### Extracted text
Religious Practices with Children
Most parents in the U.S. report engaging in a variety of
religious activities with their children. More than six-in-ten parents (63%) with children at home, for instance, say they pray or read Scripture with their children, while nearly as many (60%) send their children to religious education programs. Mormons and members of historically black and evangelical churches stand out as particularly likely to pursue these activities with their children, though many parents in other religious groups also engage in these activities. Two-thirds of Hindus, for instance, pray or read Scripture with their children, and roughly six-in-ten members of mainline churches (62%), Jews (56%) and Orthodox Christians (58%) send their children to religious education programs. Far fewer parents (15%) choose either to send their children to religious schools instead of public schools or to home school them. Interestingly, though, this practice is most common among Jews (27%) and Orthodox Christians (30%), two groups that do not tend to stand out for high levels of religious involvement on many other measures.
Sharing Faith With Others
About one-in-three affiliated adults (36%) say they share their faith with others at least once a month. Nearly half (47%) say they seldom or never share their faith or views on God with people from other religious backgrounds, and an additional 14% say this is something they do only once or twice a year. Here again, however, certain groups stand out for the emphasis they place on sharing their faith. More than eight-in-ten Jehovah’s Witnesses (84%) share their faith with others every month, as do 55% of members of historically black churches, 52% of members of evangelical churches and 47% of Mormons. This practice is less common among most other religious traditions.
Religion, Moral Values and Modern Society
More than three-quarters of American adults (78%) believe there are absolute standards of right and wrong, with a majority (52%) saying they rely primarily on practical experience and common sense for guidance regarding right and wrong. Far fewer say they rely mainly on their religious beliefs (29%), and fewer still say they rely on philosophy and reason (9%) or scientific information (5%). Only among Jehovah’s Witnesses (73%), Mormons (58%) and members of evangelical churches (52%) do majorities say they rely primarily on their religion for guidance about right and wrong.

### Given exercise A
In the survey passage on religion in the U.S., why does the writer call the finding on religious schooling and home schooling interesting? Answer in one to three sentences.
### Given exercise B
Write the next part of the survey passage on religion in the U.S., beginning after its final sentence.
The material after this passage is from a separate source.

### Information given
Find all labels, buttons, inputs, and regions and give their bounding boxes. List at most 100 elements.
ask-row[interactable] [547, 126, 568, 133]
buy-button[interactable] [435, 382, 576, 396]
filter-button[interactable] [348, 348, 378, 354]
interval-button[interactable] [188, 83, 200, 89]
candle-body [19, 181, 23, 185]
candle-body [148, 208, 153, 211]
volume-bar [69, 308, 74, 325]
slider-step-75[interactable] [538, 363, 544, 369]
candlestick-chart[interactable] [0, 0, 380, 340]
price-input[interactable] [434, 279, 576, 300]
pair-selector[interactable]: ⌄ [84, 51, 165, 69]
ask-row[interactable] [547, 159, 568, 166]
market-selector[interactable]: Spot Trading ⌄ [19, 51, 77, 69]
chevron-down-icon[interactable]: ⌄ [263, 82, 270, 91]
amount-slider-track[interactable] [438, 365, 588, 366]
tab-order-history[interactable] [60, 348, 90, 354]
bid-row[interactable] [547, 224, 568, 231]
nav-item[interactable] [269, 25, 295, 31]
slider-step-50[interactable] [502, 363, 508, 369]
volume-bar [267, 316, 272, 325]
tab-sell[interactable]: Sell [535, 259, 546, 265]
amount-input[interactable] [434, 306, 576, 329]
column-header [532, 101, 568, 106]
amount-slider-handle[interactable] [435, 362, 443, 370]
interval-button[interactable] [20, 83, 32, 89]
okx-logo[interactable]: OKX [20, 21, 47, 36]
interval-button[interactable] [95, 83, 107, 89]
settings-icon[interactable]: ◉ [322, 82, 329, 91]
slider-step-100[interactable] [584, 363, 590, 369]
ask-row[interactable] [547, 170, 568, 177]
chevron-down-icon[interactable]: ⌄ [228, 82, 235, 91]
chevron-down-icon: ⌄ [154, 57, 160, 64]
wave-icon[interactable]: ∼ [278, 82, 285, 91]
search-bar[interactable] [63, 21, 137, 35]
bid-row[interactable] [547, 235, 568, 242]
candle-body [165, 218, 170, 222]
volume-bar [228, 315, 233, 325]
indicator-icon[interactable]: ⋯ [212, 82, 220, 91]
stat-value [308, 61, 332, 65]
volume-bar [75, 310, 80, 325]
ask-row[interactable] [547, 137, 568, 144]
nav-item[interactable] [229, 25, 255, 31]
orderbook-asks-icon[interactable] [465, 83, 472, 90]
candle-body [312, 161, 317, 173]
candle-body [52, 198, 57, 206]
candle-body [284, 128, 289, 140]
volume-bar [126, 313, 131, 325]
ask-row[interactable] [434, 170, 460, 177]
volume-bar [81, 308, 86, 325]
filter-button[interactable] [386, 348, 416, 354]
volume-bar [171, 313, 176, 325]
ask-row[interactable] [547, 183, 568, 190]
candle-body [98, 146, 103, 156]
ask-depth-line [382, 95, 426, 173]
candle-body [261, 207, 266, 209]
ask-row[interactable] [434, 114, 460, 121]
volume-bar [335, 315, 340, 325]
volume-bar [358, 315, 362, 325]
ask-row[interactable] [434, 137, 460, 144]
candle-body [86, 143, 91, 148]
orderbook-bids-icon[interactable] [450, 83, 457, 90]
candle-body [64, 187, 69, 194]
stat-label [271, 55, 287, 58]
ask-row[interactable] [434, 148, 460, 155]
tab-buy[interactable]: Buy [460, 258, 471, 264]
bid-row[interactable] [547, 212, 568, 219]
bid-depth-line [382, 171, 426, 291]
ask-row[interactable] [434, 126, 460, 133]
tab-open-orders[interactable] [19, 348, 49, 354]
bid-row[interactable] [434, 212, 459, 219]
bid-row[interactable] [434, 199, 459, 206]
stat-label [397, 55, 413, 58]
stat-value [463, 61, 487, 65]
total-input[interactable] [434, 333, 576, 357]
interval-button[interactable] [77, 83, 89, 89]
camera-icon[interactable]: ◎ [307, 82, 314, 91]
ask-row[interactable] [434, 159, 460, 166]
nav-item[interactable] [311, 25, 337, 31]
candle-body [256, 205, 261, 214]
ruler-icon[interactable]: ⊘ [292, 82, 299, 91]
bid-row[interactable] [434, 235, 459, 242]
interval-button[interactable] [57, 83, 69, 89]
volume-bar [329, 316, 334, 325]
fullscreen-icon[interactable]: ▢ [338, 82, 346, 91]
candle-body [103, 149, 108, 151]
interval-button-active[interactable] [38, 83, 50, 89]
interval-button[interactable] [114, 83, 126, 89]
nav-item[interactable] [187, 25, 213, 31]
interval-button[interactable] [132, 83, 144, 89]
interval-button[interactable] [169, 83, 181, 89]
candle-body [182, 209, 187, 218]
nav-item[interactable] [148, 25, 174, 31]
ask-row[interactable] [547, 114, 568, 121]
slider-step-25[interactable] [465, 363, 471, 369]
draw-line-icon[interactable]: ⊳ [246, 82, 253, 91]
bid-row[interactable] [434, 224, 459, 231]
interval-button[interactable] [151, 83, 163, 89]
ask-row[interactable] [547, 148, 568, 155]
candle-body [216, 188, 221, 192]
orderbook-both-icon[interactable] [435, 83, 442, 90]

### Written answer A
This practice is most common among Jews (27%) and Orthodox Christians (30%). The passage notes that these two groups do not usually stand out for high levels of religious involvement on many other measures.

### Written answer B
Religion and Society
A solid majority of Americans (62%) reject the idea that religion causes
more problems in society than it solves. This figure includes majorities of most Christian traditions and more than two-thirds of Muslims (68%). In contrast, nearly half of Jews (49%) and more than half of Buddhists (56%), Hindus (57%) and the unaffiliated (59%) say religion causes more problems than it solves. Indeed, more than three-quarters of atheists (77%) believe religion causes more problems than it solves, with nearly half (49%) of atheists completely agreeing with this statement.
Although a majority of Americans (54%) who have a particular religious affiliation say they do not see a conflict between being a devout person and living in a modern society, a substantial minority across nearly all religious traditions believe that such a tension exists. This view is particularly prevalent among Jehovah’s Witnesses (59% say there is a conflict between being devout and living in a modern society) as well as members of evangelical and historically black Protestant churches, among whom 49% and 46%, respectively, share this view. Overall, those who attend religious services at least once a week (44%) or who say religion is very important in their lives (44%) are more likely to say there is a conflict than those who attend worship services less often (35%) or who say religion is less important in their lives (31%). Interestingly, a substantial number of adults who are not affiliated with a religion also sense that there is a conflict between religion and modern society – except for them the conflict involves being non-religious in a society where most people are religious. For instance, more than four-inten atheists and agnostics (44% and 41%, respectively) believe that such a tension exists.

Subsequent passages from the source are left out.